Dataset listings of figures
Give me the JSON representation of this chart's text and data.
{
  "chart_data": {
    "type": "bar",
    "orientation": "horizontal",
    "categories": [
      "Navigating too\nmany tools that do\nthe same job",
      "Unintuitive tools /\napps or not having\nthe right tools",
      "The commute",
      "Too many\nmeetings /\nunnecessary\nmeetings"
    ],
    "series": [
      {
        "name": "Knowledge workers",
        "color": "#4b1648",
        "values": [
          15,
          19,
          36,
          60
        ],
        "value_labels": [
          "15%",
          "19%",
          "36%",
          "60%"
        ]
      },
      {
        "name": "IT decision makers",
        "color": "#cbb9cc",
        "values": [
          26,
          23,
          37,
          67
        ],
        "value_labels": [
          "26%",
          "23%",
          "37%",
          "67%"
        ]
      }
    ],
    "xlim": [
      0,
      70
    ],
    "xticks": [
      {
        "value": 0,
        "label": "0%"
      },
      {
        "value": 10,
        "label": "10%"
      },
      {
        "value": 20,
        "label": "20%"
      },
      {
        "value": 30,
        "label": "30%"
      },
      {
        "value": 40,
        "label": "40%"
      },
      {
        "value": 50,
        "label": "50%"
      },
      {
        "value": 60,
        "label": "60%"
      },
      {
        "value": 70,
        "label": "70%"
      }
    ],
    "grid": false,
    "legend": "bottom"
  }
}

==

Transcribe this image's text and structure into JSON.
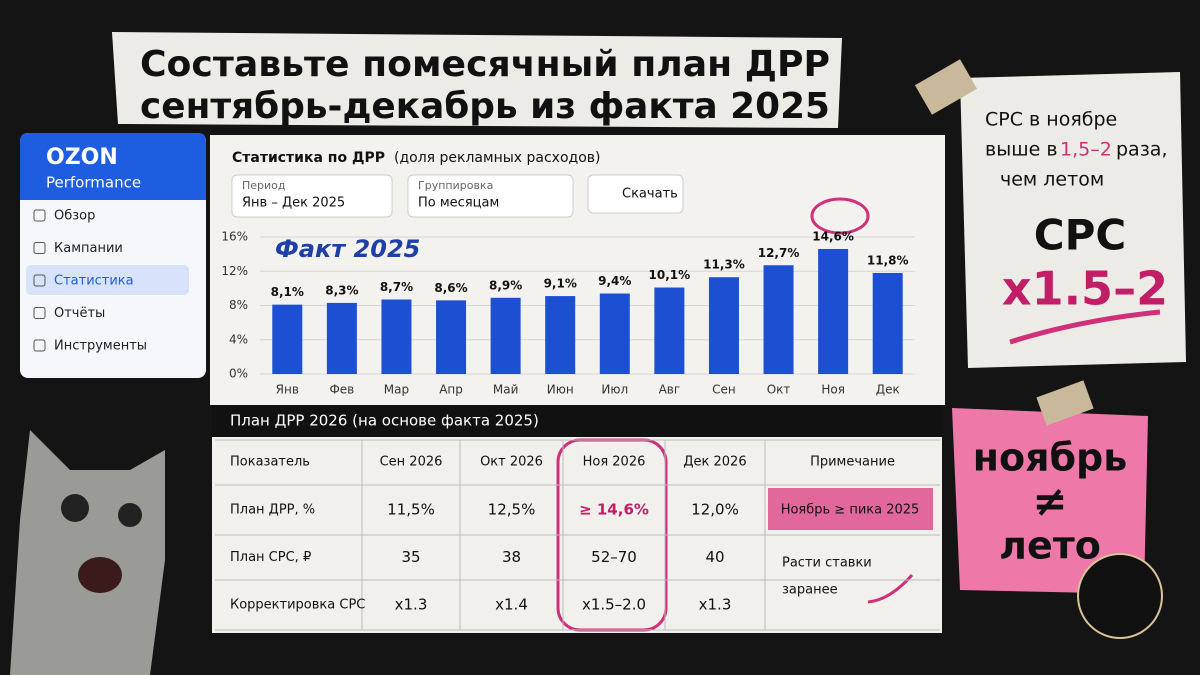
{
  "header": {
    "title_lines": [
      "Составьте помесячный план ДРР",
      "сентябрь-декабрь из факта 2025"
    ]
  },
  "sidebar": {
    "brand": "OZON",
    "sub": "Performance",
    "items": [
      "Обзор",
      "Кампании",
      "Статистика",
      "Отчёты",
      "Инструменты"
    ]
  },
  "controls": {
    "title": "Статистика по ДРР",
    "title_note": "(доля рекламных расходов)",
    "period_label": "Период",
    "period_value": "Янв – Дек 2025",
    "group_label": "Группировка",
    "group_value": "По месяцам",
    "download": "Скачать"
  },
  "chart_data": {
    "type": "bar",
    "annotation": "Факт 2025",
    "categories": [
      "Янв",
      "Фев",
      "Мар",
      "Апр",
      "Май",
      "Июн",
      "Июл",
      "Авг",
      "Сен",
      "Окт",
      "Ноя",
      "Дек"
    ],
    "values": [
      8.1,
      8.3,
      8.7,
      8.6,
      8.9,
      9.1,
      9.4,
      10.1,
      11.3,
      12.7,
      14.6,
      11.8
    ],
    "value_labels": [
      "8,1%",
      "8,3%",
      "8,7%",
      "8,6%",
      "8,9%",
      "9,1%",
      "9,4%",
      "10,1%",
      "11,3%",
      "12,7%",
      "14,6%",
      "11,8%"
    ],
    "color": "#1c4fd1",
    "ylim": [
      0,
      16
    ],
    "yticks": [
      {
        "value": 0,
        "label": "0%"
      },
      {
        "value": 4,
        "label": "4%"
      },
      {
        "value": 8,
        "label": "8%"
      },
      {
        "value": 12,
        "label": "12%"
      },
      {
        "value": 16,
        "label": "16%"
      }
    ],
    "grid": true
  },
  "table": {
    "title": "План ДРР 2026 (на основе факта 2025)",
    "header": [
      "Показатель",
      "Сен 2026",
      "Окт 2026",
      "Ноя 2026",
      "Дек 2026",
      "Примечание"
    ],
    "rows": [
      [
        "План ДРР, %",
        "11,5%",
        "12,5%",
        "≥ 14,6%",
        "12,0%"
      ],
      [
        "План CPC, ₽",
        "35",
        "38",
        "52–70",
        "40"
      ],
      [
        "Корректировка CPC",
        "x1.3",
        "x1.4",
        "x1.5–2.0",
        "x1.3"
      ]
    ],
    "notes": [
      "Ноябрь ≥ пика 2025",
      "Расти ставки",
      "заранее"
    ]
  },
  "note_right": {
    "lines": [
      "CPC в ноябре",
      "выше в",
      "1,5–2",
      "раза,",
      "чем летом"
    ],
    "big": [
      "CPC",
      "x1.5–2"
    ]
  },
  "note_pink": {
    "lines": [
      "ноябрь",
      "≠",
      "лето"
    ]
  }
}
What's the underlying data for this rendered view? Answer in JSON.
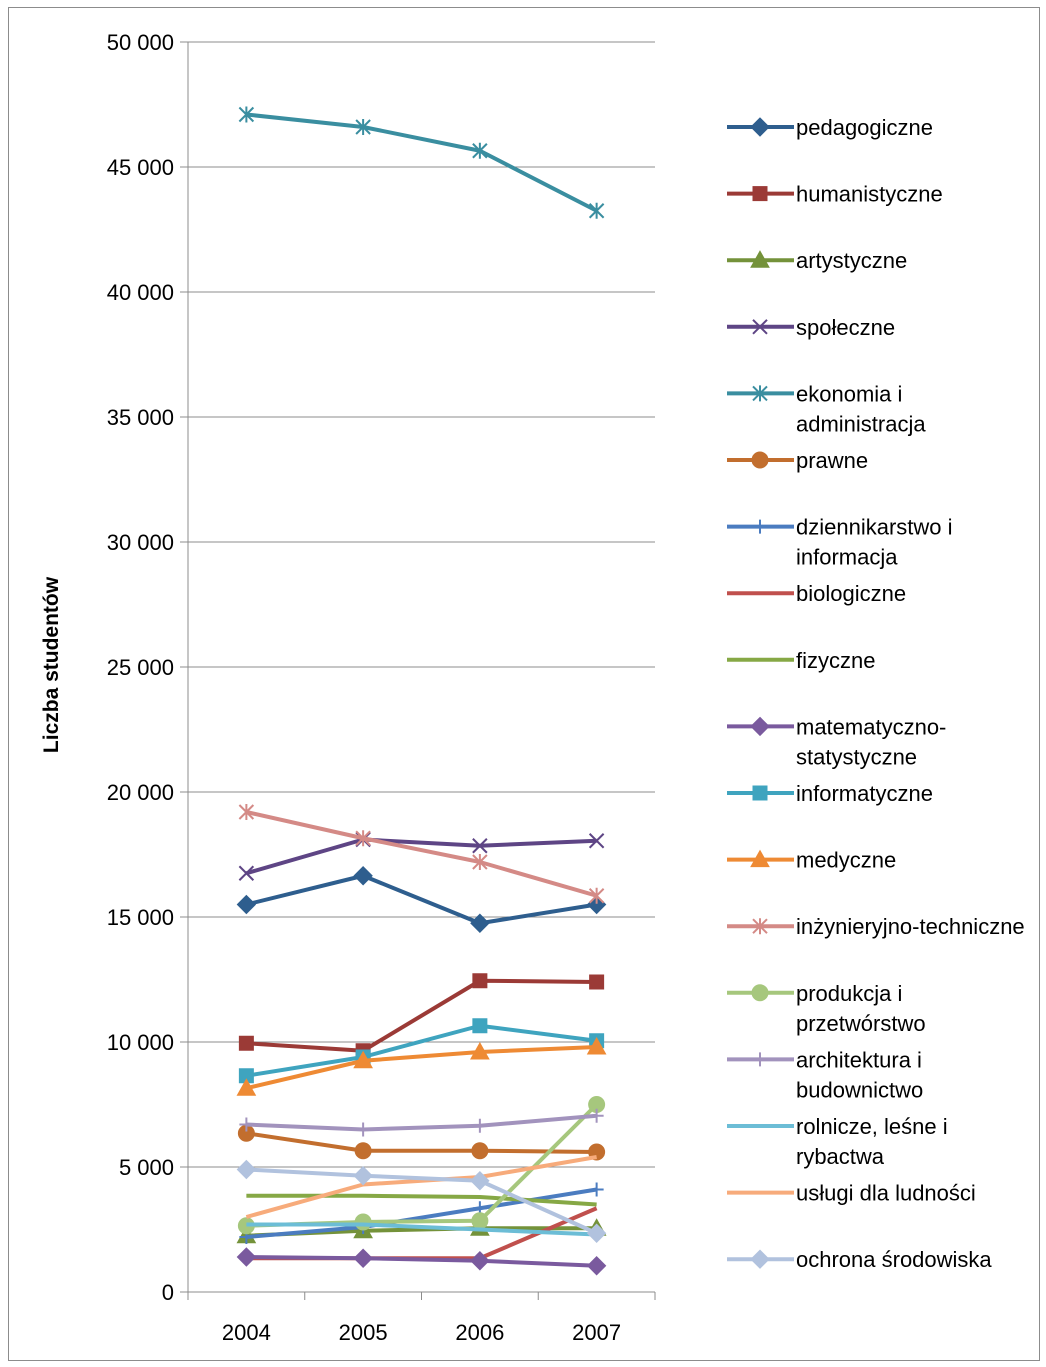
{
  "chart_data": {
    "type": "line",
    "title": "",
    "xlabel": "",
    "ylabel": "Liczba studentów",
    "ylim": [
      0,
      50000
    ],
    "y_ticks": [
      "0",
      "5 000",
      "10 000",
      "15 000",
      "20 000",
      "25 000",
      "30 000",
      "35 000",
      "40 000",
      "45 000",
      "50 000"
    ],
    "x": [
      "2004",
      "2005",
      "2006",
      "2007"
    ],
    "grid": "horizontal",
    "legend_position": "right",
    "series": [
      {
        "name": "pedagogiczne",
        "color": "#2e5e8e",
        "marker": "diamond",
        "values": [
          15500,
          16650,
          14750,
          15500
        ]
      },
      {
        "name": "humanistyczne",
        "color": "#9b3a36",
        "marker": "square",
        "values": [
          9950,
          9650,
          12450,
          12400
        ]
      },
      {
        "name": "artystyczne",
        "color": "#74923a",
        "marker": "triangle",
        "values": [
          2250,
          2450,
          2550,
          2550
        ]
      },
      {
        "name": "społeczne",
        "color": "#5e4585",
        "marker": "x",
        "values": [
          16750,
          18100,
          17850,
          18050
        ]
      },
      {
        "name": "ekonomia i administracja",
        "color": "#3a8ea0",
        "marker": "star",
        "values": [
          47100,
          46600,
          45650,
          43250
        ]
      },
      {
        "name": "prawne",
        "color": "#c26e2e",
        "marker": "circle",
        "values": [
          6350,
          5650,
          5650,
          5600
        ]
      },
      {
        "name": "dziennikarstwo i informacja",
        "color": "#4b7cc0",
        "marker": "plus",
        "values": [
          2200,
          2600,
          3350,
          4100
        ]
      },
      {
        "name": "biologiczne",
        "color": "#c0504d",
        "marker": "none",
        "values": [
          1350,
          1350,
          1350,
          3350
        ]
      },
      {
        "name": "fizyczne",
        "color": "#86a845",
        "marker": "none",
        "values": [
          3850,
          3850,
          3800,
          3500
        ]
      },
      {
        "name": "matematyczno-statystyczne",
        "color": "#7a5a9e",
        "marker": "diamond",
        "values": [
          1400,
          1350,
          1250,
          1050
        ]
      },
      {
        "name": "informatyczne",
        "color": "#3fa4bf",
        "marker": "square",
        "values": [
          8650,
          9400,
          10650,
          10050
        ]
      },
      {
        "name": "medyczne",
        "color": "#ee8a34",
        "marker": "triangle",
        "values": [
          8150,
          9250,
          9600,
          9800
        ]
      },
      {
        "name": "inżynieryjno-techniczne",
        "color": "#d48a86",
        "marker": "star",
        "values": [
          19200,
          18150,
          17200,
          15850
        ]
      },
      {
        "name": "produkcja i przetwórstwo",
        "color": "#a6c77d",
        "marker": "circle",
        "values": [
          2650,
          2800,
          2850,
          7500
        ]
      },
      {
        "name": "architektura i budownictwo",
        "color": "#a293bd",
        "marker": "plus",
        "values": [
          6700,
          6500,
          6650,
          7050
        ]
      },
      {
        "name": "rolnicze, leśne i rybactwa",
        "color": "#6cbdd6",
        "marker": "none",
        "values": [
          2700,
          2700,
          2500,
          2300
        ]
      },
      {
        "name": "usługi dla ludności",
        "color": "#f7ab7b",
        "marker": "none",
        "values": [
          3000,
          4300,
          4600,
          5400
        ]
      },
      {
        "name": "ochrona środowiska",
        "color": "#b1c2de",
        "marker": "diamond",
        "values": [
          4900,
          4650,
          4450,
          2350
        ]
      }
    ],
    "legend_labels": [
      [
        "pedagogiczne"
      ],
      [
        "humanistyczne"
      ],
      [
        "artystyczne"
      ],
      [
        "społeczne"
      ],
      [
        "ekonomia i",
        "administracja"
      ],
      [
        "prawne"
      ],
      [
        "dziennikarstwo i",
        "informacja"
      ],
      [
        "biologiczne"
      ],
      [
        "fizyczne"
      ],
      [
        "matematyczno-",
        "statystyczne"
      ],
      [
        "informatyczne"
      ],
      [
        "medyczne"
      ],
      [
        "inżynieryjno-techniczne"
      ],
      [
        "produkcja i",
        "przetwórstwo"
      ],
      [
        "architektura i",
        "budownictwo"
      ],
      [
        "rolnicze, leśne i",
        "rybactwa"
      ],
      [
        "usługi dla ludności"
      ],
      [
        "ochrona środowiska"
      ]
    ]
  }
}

...

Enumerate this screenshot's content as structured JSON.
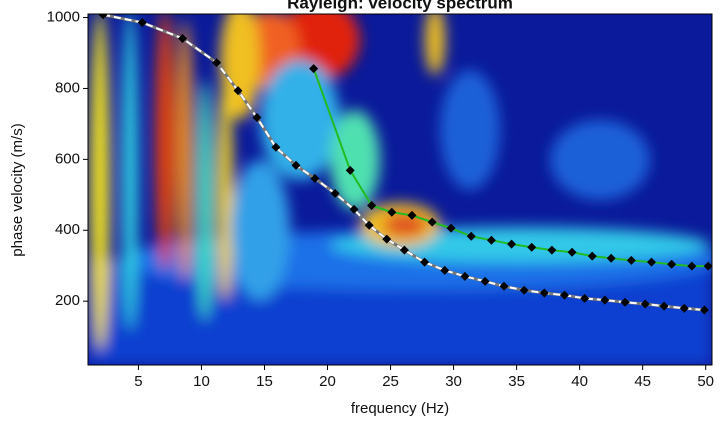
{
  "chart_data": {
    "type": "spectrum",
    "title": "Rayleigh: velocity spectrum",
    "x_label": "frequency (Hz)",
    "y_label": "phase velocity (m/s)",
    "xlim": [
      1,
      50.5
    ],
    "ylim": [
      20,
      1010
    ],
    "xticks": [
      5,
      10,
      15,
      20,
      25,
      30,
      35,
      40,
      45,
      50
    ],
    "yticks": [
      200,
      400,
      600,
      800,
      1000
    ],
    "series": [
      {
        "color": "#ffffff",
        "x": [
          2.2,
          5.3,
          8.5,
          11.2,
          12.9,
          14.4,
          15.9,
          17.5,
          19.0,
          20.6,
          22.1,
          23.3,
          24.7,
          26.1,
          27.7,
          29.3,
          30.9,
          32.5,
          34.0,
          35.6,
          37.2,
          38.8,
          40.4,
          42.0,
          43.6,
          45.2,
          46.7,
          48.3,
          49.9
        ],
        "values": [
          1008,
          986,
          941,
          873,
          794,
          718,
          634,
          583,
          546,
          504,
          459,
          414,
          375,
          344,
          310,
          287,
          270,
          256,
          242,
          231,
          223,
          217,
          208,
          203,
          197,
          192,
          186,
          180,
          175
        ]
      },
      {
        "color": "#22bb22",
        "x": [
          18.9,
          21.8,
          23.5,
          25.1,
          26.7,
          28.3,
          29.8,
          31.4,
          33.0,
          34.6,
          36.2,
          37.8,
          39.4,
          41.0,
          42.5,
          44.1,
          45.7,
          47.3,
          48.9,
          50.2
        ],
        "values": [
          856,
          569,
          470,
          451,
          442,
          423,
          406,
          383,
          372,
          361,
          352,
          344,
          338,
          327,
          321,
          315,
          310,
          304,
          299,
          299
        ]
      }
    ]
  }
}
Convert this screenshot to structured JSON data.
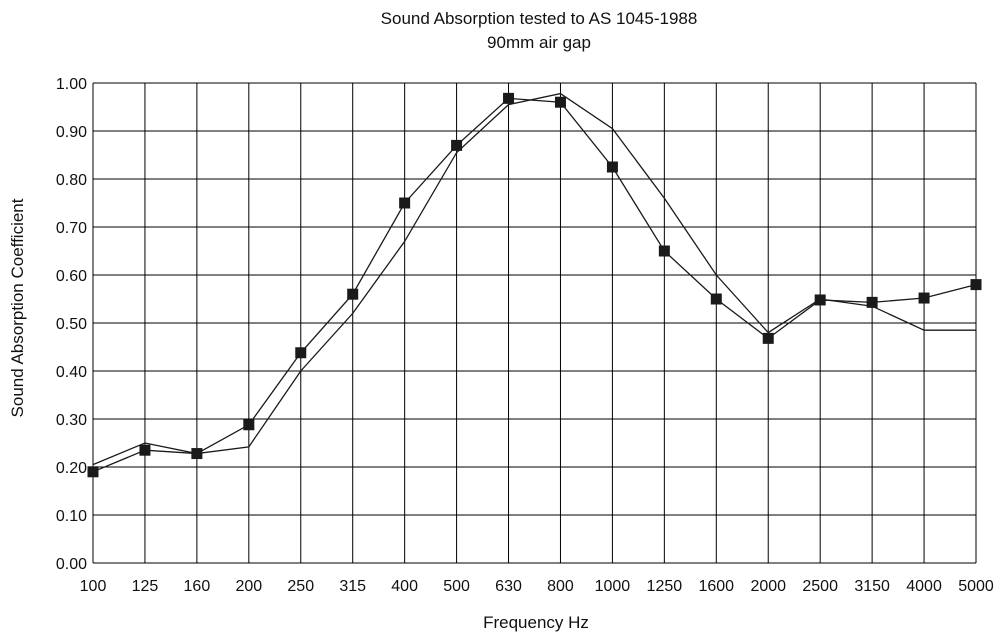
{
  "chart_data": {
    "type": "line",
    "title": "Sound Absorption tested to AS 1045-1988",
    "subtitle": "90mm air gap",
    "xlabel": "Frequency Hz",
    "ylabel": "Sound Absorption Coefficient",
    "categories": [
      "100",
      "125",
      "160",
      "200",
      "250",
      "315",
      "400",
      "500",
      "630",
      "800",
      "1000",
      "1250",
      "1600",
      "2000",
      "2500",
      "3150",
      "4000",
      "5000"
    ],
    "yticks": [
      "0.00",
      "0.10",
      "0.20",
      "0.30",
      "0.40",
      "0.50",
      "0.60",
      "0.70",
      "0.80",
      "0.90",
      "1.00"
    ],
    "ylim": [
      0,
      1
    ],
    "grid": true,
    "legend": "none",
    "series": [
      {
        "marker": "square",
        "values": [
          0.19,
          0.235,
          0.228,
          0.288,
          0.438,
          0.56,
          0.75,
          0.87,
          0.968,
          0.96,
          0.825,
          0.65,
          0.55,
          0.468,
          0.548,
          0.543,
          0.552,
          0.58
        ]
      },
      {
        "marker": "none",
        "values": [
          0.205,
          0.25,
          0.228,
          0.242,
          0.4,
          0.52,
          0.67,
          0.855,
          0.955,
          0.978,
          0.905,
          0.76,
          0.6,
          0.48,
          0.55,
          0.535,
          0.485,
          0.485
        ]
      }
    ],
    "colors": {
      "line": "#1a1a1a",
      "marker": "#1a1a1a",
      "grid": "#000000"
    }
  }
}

__SET TASK__. Gather each line in these records that contains the string "tools".

__FULL SOLUTION__.
      "Navigating too\nmany tools that do\nthe same job",
      "Unintuitive tools /\napps or not having\nthe right tools",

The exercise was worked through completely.